> WRITTEN EXERCISE
Take every line where the string "this" appears and copy it.
↓↓↓
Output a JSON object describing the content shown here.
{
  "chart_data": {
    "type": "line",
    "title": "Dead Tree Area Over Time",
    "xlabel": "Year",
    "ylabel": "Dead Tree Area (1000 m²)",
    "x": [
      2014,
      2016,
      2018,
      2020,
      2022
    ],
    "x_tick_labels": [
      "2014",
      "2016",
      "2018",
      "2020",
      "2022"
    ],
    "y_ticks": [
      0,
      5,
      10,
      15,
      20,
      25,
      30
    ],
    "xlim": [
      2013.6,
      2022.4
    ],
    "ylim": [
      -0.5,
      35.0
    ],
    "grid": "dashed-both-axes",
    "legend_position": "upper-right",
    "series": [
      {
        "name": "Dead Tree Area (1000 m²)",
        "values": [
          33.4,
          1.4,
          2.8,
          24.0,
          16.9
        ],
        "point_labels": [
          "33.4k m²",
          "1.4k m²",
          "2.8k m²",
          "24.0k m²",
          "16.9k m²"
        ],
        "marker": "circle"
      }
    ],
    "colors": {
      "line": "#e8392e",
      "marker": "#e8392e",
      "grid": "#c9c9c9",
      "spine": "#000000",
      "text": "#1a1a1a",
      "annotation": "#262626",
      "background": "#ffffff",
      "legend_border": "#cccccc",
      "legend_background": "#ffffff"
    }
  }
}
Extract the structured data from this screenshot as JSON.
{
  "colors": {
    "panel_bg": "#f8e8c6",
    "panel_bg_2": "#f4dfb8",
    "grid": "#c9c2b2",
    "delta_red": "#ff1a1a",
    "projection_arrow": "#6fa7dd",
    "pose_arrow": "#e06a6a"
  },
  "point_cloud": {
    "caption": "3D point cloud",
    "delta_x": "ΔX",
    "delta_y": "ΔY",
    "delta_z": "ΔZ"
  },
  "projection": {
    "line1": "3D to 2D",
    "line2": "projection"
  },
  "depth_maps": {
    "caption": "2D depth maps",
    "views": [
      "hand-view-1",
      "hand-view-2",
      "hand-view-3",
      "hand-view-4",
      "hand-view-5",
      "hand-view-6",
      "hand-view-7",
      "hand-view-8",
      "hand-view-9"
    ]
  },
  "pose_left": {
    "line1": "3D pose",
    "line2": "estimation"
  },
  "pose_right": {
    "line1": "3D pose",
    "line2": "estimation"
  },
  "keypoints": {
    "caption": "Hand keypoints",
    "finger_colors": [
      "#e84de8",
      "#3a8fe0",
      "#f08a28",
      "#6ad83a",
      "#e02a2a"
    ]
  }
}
↑↑↑
↓↓↓
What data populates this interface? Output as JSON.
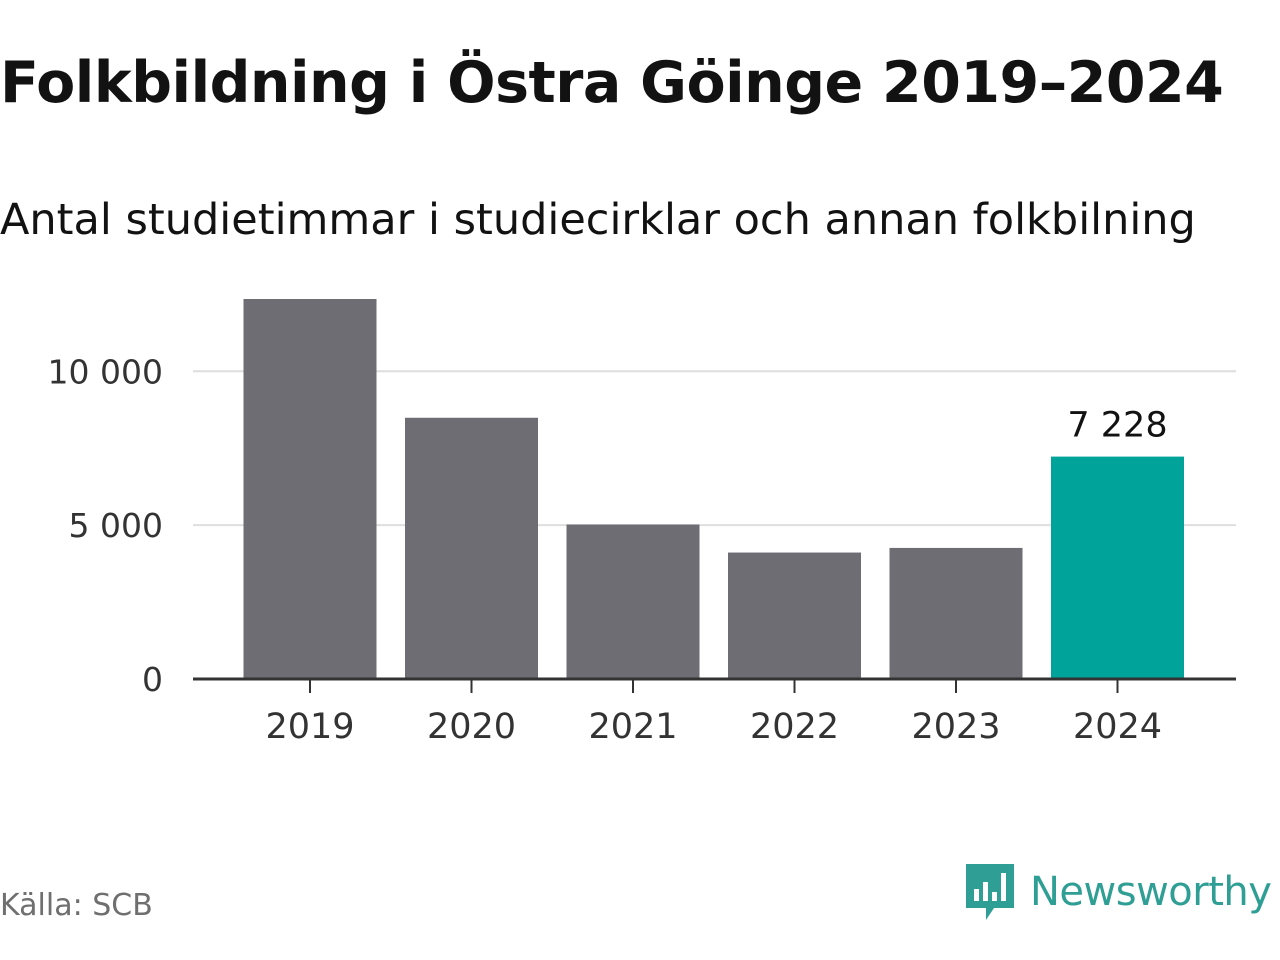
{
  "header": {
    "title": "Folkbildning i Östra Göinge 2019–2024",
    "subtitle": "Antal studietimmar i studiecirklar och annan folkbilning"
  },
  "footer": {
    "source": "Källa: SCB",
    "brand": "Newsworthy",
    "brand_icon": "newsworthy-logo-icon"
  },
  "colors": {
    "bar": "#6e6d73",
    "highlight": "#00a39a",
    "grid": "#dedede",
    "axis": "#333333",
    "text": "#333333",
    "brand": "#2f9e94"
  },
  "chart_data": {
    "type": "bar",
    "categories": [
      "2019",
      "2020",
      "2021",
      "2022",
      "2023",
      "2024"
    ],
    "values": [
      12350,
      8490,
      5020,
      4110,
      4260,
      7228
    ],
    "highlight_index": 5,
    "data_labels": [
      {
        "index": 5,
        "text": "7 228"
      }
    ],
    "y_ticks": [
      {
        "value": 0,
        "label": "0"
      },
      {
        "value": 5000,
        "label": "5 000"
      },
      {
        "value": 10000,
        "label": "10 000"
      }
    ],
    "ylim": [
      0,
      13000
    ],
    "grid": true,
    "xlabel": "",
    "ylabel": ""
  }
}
↑↑↑
> ANSWER IN FULL
Extract the structured data from this screenshot as JSON.
What data populates this interface? Output as JSON.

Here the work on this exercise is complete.